= TEXTE DE LA PAGE =
M. Josselin de Rohan, président - Monsieur le ministre, je vais vous remercier d'avoir répondu une fois de plus rapidement à notre demande d'audition. Je voudrais vous dire quelque chose, ce sera probablement l'une des dernières occasions que j'aurai de le faire.

Si vous sollicitez des soldats français, ils se battront, parce qu'ils sont très bien formés, ils sont courageux et qu'ils ont le sens de la mission et c'est ce que nous avons pu encore vérifier.

Mais ils ont le droit de savoir où on les mène et on n'a pas le droit de leur raconter des histoires. Si vous leur dites : Oussama Ben Laden est mort, on n'a plus rien à faire ici, alors il faut les ramener tout de suite. Parce que, effectivement, il est mort. Al-Qaïda n'a plus l'influence considérable en Afghanistan qu'il a eue dans le passé. Les Américains ont les moyens de retrouver, avec des drones, sans exposer beaucoup de monde, les chefs d'Al-Qaïda délocalisés au Pakistan ou ailleurs. Malheureusement nous ne pouvons pas en faire autant puisqu'ils ont des moyens que nous n'avons pas.

= LISTE FOURNIE =
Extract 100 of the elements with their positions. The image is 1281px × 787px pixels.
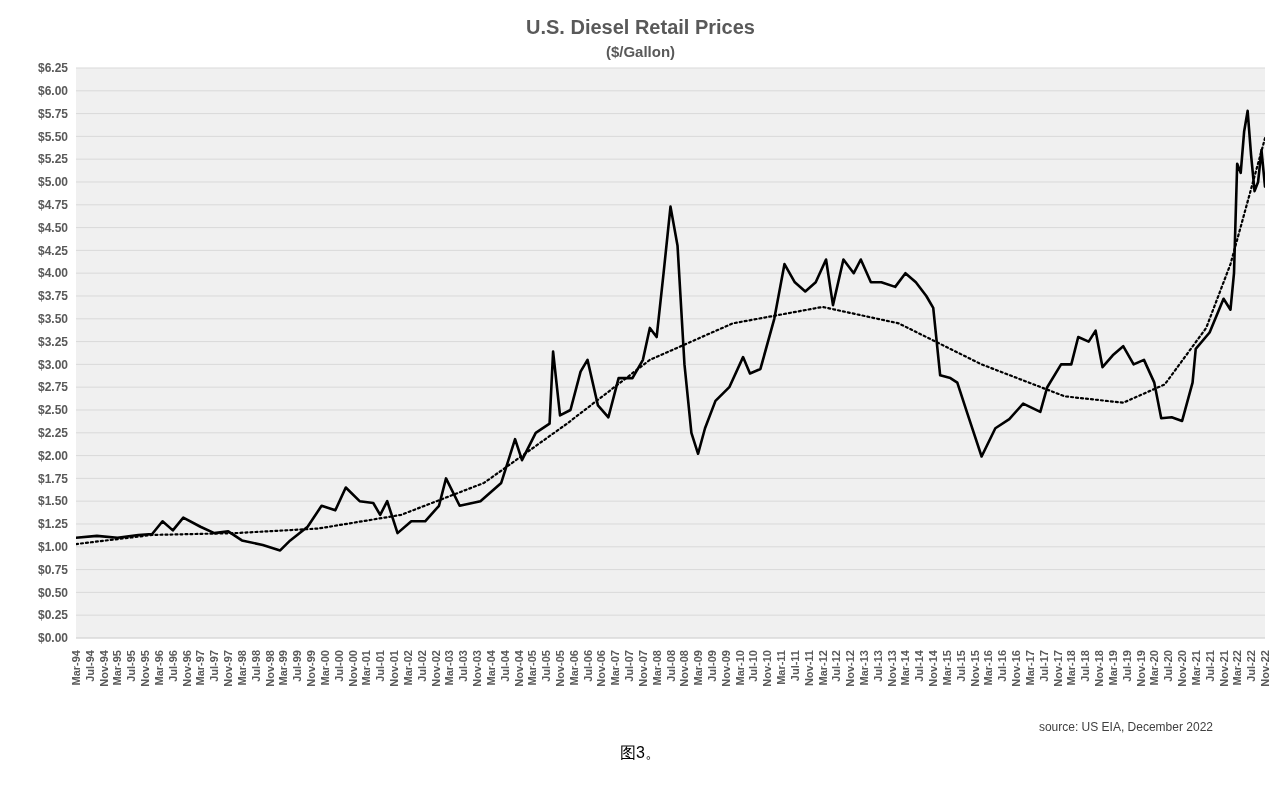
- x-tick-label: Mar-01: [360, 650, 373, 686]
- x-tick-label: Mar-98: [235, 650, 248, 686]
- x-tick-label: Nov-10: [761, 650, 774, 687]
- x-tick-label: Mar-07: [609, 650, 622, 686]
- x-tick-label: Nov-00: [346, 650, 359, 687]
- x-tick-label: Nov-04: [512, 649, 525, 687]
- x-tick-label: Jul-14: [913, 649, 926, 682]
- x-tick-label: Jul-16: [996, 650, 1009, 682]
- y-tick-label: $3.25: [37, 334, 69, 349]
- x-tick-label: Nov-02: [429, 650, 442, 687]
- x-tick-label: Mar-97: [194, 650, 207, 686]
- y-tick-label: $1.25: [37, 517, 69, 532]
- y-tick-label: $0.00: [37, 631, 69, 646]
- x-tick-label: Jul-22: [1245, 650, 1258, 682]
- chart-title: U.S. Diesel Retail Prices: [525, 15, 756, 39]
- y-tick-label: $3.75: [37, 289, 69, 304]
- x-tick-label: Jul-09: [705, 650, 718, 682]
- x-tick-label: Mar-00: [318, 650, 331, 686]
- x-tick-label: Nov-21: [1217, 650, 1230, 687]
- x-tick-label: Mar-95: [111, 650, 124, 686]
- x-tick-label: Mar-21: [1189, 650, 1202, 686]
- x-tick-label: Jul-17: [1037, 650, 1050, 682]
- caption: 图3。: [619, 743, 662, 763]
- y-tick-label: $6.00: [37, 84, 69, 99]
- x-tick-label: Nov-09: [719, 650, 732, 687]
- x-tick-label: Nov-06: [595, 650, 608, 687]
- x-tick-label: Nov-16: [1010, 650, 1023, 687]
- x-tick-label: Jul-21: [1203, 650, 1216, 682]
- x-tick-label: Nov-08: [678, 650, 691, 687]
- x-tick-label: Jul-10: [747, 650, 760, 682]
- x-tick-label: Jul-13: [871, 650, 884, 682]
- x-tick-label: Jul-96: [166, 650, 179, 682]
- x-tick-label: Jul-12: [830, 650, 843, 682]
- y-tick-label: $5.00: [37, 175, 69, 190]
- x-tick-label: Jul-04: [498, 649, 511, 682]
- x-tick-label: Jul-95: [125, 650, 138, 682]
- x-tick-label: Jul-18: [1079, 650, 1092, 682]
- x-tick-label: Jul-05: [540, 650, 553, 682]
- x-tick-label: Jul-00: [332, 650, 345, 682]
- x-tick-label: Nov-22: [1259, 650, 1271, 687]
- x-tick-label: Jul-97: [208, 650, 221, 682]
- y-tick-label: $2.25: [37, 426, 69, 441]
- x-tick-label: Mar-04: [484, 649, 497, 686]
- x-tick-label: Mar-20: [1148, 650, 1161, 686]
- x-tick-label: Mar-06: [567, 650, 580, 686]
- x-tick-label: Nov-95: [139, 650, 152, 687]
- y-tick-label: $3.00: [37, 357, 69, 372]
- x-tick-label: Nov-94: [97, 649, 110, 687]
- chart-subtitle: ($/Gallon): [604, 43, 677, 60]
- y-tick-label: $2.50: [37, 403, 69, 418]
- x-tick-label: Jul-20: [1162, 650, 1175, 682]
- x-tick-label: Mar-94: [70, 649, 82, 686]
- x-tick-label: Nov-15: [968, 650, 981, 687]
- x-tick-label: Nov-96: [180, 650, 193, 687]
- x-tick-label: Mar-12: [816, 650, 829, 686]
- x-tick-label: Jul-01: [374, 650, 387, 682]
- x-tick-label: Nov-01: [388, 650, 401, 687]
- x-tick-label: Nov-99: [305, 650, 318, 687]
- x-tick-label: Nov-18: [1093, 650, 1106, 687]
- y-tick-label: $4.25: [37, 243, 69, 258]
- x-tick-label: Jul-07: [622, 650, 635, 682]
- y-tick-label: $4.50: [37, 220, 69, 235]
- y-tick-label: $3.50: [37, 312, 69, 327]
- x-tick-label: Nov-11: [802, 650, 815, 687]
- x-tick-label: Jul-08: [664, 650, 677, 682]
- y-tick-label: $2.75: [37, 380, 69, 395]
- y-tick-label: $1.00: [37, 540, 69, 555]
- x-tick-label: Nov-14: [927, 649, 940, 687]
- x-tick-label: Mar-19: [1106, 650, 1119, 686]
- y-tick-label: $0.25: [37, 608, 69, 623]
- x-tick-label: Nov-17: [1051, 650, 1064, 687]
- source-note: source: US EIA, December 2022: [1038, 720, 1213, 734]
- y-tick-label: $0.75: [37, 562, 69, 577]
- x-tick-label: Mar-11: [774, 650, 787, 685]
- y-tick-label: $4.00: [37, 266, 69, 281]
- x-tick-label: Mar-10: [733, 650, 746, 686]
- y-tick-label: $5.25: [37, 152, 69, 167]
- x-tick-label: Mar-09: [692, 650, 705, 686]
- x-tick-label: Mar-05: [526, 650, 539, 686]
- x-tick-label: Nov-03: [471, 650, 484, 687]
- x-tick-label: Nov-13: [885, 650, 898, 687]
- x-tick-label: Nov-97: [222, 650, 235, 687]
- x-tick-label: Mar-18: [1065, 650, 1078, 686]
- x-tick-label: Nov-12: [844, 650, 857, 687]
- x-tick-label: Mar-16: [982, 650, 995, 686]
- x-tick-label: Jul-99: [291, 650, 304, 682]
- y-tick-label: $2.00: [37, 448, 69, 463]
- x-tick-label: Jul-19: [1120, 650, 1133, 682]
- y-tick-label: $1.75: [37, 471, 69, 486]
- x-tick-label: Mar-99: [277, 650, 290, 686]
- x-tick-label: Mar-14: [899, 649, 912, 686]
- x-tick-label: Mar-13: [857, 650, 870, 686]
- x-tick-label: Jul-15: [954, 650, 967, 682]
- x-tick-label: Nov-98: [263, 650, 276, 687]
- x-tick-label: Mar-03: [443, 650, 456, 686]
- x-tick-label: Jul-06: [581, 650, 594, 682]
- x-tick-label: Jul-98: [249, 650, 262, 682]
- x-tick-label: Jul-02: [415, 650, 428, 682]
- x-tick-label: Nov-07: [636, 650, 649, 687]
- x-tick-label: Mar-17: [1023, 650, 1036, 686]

= PROBLÈME COURT 1 =
D'après le texte de la page, avec quels moyens les Américains peuvent-ils retrouver les chefs d'Al-Qaïda ?
= PROBLÈME COURT 2 =
Donnez la suite du texte de la page, qui porte sur les soldats français en Afghanistan, en partant de sa dernière phrase.
La liste n'est pas nécessaire pour ce travail.

= RÉPONSE FINALE 1 =
Avec des drones, sans exposer beaucoup de monde.

= RÉPONSE FINALE 2 =
Nous sommes présents en Afghanistan parce que nous voulons construire un Etat afghan capable d'assurer la souveraineté et l'indépendance de ce pays, éviter qu'il devienne un Etat narcotrafiquant, parce qu'il a tous les moyens d'être l'Etat le plus narcotrafiquant de la planète en raison de l'ampleur de la culture et du trafic de drogue, et qu'il est encore loin de ne pas être un abri pour les fondamentalistes, parce qu'il y a quand même un certain nombre de talibans extrêmement nocifs, comme le groupe Haqqani ou comme le groupe du Mollah Omar qui sévissent en Afghanistan. Alors je crois que c'est un peu court de dire aux gens : « écoutez, tout simplement Ben Laden étant parti, vous restez là quand même ». Non ils restent là pour autre chose. Il faut bien expliquer pourquoi.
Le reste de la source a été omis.